■ **Information shown**
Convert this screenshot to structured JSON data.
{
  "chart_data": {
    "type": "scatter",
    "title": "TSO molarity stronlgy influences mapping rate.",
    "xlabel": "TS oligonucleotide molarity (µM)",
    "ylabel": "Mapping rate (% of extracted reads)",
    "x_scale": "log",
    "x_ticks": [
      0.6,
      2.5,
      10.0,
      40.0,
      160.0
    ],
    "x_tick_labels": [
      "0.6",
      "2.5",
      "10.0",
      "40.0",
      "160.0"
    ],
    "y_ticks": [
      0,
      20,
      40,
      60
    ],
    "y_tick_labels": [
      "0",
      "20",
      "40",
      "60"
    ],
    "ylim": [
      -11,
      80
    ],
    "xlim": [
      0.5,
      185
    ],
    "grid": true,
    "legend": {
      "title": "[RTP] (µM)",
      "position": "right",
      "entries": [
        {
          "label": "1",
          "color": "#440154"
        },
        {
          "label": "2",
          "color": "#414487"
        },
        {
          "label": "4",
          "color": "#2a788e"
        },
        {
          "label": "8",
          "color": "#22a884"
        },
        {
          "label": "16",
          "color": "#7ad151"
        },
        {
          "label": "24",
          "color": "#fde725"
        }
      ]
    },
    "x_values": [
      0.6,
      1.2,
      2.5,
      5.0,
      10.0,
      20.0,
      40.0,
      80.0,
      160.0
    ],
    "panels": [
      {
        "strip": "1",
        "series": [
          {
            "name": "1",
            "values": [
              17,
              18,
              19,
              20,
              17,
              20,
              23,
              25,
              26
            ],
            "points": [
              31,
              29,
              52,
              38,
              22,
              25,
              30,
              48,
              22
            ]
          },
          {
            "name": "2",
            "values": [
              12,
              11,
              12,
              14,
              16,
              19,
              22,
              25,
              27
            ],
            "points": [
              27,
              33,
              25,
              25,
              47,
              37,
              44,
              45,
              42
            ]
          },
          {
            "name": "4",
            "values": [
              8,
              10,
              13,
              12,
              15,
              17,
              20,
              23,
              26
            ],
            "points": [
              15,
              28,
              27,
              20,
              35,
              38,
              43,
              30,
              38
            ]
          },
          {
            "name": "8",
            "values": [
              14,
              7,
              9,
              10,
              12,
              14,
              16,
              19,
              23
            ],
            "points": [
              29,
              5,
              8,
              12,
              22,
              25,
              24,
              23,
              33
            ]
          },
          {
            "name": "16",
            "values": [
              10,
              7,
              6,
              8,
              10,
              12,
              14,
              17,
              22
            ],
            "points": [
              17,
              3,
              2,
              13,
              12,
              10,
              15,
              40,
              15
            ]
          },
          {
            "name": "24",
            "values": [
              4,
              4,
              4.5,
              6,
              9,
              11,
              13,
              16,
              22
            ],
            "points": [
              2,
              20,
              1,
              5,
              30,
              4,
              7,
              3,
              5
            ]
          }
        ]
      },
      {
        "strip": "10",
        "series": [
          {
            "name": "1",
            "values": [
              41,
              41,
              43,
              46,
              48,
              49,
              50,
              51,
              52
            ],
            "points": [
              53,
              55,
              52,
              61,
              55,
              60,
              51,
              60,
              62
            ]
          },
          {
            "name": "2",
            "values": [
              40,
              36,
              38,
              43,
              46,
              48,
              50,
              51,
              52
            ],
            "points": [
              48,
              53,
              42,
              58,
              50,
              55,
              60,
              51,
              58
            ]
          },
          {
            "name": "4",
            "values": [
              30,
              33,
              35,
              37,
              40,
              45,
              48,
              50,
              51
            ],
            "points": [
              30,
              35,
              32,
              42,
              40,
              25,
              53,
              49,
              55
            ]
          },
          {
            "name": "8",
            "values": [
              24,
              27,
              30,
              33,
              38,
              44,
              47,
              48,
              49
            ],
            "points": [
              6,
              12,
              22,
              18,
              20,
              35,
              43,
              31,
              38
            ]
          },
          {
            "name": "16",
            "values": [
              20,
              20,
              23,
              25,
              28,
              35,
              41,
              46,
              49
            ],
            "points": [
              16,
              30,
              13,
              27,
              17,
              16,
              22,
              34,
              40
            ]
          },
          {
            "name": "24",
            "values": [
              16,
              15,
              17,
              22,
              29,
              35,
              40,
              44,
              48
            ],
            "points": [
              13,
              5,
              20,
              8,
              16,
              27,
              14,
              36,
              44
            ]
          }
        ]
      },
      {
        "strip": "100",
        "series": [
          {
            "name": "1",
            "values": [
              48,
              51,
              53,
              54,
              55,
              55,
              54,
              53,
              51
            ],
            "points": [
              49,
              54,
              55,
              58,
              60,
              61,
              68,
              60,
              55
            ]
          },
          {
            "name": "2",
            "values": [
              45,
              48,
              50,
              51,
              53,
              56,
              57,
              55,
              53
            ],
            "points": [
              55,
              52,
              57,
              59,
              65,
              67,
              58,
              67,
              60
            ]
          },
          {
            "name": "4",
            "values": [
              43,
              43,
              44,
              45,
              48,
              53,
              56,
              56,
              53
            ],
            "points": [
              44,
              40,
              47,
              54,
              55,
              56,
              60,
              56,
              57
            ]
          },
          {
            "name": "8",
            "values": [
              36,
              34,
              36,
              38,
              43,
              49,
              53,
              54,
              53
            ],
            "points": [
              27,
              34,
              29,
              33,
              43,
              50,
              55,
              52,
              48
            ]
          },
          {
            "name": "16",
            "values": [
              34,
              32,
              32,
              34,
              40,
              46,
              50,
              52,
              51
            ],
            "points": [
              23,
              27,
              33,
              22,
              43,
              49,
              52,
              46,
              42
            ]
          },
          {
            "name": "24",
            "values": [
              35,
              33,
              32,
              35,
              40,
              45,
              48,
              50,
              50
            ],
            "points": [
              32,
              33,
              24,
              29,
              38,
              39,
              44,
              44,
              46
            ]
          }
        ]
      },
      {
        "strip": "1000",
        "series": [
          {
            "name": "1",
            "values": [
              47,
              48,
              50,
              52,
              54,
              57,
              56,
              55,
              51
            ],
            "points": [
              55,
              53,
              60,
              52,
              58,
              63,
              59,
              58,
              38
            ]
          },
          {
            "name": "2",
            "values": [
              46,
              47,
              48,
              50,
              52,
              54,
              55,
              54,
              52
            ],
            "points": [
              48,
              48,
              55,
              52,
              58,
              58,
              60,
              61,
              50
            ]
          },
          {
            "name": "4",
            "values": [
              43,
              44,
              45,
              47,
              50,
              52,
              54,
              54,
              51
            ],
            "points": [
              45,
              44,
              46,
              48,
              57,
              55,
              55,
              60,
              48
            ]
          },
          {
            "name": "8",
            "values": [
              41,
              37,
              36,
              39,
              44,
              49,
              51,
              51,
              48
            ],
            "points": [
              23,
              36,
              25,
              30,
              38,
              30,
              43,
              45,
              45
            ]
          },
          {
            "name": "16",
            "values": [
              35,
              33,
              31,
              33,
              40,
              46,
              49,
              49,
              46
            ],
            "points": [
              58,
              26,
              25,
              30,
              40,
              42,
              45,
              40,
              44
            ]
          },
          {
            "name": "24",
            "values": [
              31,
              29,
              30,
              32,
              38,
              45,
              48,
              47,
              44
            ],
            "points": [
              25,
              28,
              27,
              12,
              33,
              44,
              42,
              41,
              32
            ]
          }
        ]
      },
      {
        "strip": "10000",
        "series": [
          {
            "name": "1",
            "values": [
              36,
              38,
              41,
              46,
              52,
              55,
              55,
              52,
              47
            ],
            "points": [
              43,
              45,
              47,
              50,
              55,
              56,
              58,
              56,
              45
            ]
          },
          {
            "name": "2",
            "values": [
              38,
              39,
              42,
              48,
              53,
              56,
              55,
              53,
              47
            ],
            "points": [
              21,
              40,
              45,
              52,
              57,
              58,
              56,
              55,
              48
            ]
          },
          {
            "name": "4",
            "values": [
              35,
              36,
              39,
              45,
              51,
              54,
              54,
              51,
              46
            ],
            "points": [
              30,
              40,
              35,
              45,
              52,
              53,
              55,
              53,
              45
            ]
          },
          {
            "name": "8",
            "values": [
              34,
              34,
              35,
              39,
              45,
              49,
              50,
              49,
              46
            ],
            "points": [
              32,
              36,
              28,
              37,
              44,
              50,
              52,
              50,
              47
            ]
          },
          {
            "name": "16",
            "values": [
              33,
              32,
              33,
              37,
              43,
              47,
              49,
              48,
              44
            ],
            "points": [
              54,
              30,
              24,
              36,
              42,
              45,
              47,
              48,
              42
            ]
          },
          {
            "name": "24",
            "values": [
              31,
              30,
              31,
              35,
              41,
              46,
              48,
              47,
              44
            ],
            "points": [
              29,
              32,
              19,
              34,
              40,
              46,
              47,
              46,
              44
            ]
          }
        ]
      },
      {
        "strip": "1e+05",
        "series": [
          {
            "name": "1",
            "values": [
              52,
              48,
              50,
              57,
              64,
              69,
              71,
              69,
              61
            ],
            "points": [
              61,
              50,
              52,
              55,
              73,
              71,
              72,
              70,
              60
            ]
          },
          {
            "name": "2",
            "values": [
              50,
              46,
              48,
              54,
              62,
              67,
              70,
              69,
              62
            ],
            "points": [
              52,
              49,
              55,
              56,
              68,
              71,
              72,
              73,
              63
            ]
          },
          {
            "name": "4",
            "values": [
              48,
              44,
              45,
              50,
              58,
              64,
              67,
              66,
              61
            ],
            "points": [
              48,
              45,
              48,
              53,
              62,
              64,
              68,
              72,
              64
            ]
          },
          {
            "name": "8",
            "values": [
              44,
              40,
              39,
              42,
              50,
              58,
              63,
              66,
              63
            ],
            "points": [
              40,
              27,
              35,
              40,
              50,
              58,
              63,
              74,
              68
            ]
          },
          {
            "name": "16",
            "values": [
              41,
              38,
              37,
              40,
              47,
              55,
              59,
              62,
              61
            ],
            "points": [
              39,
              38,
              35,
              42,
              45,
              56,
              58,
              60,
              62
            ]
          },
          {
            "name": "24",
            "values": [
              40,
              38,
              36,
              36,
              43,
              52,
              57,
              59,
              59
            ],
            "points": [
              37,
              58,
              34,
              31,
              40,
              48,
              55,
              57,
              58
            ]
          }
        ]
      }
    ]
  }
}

■ **Exercise brief**
Select the lines from the entries that include the word "molarity".

■ **Answer to this task**
    "title": "TSO molarity stronlgy influences mapping rate.",
    "xlabel": "TS oligonucleotide molarity (µM)",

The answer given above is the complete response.